→ EXERCISE PROMPT
Count every line that holds the string "hand", then give that number alone.

— start INFORMATION SUPPLIED —

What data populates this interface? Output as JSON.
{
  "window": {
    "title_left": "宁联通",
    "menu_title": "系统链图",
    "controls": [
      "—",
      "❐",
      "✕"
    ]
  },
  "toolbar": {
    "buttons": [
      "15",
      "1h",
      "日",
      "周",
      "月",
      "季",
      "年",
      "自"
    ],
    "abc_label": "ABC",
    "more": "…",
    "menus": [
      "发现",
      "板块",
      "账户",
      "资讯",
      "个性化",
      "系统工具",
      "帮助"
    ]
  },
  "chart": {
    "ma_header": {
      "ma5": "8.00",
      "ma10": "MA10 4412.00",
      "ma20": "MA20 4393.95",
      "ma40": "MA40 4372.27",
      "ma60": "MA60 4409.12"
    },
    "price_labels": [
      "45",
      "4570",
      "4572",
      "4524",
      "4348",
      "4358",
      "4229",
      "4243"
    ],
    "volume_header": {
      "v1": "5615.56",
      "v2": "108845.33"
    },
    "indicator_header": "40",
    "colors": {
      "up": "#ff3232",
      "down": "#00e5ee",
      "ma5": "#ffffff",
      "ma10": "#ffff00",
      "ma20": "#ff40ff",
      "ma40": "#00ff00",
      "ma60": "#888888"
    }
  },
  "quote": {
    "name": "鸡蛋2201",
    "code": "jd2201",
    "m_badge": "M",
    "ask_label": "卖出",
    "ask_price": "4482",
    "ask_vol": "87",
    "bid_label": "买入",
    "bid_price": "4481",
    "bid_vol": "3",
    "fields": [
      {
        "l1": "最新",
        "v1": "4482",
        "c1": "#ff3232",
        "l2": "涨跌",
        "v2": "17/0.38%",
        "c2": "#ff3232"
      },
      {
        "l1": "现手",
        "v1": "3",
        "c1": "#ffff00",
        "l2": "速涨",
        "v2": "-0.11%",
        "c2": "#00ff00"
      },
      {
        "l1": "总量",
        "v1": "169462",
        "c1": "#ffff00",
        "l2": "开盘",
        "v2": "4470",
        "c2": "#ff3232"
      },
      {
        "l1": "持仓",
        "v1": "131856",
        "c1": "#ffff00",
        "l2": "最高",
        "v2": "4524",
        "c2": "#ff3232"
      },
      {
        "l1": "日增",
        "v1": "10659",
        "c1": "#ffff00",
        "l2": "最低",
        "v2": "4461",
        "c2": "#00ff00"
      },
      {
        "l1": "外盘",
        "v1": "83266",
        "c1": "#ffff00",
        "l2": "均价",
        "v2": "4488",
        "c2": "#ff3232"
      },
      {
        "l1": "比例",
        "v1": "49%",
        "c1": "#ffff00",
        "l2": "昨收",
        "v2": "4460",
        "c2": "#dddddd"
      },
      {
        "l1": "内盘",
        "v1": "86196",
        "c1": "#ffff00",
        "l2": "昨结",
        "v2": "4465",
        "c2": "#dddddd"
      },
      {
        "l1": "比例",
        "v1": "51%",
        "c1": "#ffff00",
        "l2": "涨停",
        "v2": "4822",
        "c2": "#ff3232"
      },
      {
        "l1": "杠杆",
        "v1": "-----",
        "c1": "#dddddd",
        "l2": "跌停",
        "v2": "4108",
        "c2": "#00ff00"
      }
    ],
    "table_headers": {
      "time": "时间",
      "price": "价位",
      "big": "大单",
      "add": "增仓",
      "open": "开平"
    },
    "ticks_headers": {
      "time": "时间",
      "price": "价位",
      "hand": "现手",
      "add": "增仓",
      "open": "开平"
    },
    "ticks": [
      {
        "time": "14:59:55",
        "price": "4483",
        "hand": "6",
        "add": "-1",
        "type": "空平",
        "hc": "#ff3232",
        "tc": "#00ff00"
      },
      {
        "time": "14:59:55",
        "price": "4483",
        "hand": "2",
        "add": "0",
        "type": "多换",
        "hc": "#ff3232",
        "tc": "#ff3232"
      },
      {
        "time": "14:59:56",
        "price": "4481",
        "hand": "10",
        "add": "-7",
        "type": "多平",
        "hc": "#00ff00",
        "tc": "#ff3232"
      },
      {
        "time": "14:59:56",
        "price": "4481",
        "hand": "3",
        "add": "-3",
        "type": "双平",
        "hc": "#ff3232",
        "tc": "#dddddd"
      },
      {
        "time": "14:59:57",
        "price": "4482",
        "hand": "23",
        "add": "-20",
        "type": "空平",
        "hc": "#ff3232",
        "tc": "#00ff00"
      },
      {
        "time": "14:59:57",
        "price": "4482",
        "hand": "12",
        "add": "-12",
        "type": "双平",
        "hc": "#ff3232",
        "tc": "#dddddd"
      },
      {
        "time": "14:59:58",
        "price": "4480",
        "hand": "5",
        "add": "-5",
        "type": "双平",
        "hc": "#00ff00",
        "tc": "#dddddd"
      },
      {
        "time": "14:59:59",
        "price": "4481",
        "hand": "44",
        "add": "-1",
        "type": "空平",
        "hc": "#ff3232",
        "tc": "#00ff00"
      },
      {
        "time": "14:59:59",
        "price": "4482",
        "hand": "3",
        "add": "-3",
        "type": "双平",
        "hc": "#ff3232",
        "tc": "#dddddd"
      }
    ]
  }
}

— end INFORMATION SUPPLIED —

→ FINAL RESULT
10